> Stated problem
Tally the lines with the word "Deputy" and report the number alone.

> Data provided
#####

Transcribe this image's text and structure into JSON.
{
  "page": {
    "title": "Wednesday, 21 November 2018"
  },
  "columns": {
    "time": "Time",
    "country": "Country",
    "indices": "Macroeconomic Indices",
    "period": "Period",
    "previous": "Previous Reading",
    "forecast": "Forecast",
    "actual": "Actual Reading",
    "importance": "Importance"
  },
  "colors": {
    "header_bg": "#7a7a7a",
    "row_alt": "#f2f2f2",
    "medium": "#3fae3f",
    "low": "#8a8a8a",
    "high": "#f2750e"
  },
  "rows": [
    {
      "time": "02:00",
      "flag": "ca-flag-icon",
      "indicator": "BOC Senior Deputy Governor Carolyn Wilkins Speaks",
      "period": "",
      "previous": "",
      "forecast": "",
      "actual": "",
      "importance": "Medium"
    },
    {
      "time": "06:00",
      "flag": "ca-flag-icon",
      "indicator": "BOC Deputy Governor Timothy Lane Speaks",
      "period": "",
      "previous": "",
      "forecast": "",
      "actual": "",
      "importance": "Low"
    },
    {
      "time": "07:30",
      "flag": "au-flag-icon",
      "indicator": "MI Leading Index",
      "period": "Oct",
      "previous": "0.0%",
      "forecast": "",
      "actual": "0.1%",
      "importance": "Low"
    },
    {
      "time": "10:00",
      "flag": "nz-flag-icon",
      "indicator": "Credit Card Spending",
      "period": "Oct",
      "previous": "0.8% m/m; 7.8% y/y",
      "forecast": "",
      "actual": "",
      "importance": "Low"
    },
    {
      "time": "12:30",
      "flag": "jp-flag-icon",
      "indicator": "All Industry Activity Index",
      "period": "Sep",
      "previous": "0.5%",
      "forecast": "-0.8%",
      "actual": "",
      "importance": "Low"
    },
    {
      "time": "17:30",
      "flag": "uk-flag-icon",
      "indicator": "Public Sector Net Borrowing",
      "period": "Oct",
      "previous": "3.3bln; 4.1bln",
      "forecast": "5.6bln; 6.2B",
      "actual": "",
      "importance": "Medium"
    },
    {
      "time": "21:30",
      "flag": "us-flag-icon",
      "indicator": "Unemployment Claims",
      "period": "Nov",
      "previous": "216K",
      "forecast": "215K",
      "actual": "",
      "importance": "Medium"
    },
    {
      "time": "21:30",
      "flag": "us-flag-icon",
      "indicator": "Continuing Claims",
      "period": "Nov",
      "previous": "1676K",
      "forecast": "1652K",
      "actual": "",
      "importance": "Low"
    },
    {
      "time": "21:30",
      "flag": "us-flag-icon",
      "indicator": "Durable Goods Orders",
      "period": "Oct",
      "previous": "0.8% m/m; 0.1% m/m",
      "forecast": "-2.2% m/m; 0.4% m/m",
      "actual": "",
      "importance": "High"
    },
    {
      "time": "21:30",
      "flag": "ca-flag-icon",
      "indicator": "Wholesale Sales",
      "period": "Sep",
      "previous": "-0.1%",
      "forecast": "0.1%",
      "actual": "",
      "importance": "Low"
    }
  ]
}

#####

> Task answer
2